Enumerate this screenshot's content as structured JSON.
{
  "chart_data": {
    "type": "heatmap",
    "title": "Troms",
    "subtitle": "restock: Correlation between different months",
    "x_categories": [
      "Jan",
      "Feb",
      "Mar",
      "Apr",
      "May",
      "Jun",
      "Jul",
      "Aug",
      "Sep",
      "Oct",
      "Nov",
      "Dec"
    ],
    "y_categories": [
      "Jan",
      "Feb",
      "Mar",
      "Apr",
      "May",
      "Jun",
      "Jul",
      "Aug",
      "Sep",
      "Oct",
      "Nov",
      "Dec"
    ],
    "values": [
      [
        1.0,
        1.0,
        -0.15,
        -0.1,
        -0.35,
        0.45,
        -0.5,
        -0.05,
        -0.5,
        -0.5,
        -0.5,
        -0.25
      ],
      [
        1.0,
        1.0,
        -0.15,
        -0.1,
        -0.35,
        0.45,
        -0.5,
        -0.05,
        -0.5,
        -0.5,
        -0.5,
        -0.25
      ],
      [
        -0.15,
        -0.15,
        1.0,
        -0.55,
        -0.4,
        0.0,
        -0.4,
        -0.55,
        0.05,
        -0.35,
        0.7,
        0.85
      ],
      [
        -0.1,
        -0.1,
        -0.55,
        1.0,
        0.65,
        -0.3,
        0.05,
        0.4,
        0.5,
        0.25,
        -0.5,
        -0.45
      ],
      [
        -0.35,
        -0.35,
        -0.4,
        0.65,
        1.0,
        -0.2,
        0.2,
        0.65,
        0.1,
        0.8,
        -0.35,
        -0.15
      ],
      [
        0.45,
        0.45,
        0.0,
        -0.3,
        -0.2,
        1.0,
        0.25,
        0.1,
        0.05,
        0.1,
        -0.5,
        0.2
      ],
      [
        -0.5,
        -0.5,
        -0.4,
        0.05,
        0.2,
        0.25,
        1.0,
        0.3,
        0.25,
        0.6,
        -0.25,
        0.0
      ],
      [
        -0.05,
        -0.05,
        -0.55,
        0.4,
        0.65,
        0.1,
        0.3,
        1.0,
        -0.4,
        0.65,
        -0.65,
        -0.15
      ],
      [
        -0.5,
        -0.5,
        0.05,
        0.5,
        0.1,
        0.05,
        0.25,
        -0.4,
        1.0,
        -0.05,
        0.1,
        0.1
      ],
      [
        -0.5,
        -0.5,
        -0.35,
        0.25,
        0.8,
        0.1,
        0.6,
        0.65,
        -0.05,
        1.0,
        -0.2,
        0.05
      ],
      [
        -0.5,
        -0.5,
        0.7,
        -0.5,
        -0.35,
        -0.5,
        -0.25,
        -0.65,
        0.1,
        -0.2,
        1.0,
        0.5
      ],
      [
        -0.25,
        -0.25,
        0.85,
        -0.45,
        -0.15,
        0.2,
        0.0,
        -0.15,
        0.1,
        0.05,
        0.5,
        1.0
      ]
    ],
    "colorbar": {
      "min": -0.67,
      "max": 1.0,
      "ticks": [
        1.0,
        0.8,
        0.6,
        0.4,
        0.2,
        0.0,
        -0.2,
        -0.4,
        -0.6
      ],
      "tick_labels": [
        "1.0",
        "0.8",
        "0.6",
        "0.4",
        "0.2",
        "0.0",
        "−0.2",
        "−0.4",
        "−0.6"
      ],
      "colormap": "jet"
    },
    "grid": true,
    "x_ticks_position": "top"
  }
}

------------------------------------------------------------------------

**Your instructions**:
Write out the material from the first line to the last, exactly.

**Task result**:
Enumerate this screenshot's content as structured JSON.
{
  "chart_data": {
    "type": "heatmap",
    "title": "Troms",
    "subtitle": "restock: Correlation between different months",
    "x_categories": [
      "Jan",
      "Feb",
      "Mar",
      "Apr",
      "May",
      "Jun",
      "Jul",
      "Aug",
      "Sep",
      "Oct",
      "Nov",
      "Dec"
    ],
    "y_categories": [
      "Jan",
      "Feb",
      "Mar",
      "Apr",
      "May",
      "Jun",
      "Jul",
      "Aug",
      "Sep",
      "Oct",
      "Nov",
      "Dec"
    ],
    "values": [
      [
        1.0,
        1.0,
        -0.15,
        -0.1,
        -0.35,
        0.45,
        -0.5,
        -0.05,
        -0.5,
        -0.5,
        -0.5,
        -0.25
      ],
      [
        1.0,
        1.0,
        -0.15,
        -0.1,
        -0.35,
        0.45,
        -0.5,
        -0.05,
        -0.5,
        -0.5,
        -0.5,
        -0.25
      ],
      [
        -0.15,
        -0.15,
        1.0,
        -0.55,
        -0.4,
        0.0,
        -0.4,
        -0.55,
        0.05,
        -0.35,
        0.7,
        0.85
      ],
      [
        -0.1,
        -0.1,
        -0.55,
        1.0,
        0.65,
        -0.3,
        0.05,
        0.4,
        0.5,
        0.25,
        -0.5,
        -0.45
      ],
      [
        -0.35,
        -0.35,
        -0.4,
        0.65,
        1.0,
        -0.2,
        0.2,
        0.65,
        0.1,
        0.8,
        -0.35,
        -0.15
      ],
      [
        0.45,
        0.45,
        0.0,
        -0.3,
        -0.2,
        1.0,
        0.25,
        0.1,
        0.05,
        0.1,
        -0.5,
        0.2
      ],
      [
        -0.5,
        -0.5,
        -0.4,
        0.05,
        0.2,
        0.25,
        1.0,
        0.3,
        0.25,
        0.6,
        -0.25,
        0.0
      ],
      [
        -0.05,
        -0.05,
        -0.55,
        0.4,
        0.65,
        0.1,
        0.3,
        1.0,
        -0.4,
        0.65,
        -0.65,
        -0.15
      ],
      [
        -0.5,
        -0.5,
        0.05,
        0.5,
        0.1,
        0.05,
        0.25,
        -0.4,
        1.0,
        -0.05,
        0.1,
        0.1
      ],
      [
        -0.5,
        -0.5,
        -0.35,
        0.25,
        0.8,
        0.1,
        0.6,
        0.65,
        -0.05,
        1.0,
        -0.2,
        0.05
      ],
      [
        -0.5,
        -0.5,
        0.7,
        -0.5,
        -0.35,
        -0.5,
        -0.25,
        -0.65,
        0.1,
        -0.2,
        1.0,
        0.5
      ],
      [
        -0.25,
        -0.25,
        0.85,
        -0.45,
        -0.15,
        0.2,
        0.0,
        -0.15,
        0.1,
        0.05,
        0.5,
        1.0
      ]
    ],
    "colorbar": {
      "min": -0.67,
      "max": 1.0,
      "ticks": [
        1.0,
        0.8,
        0.6,
        0.4,
        0.2,
        0.0,
        -0.2,
        -0.4,
        -0.6
      ],
      "tick_labels": [
        "1.0",
        "0.8",
        "0.6",
        "0.4",
        "0.2",
        "0.0",
        "−0.2",
        "−0.4",
        "−0.6"
      ],
      "colormap": "jet"
    },
    "grid": true,
    "x_ticks_position": "top"
  }
}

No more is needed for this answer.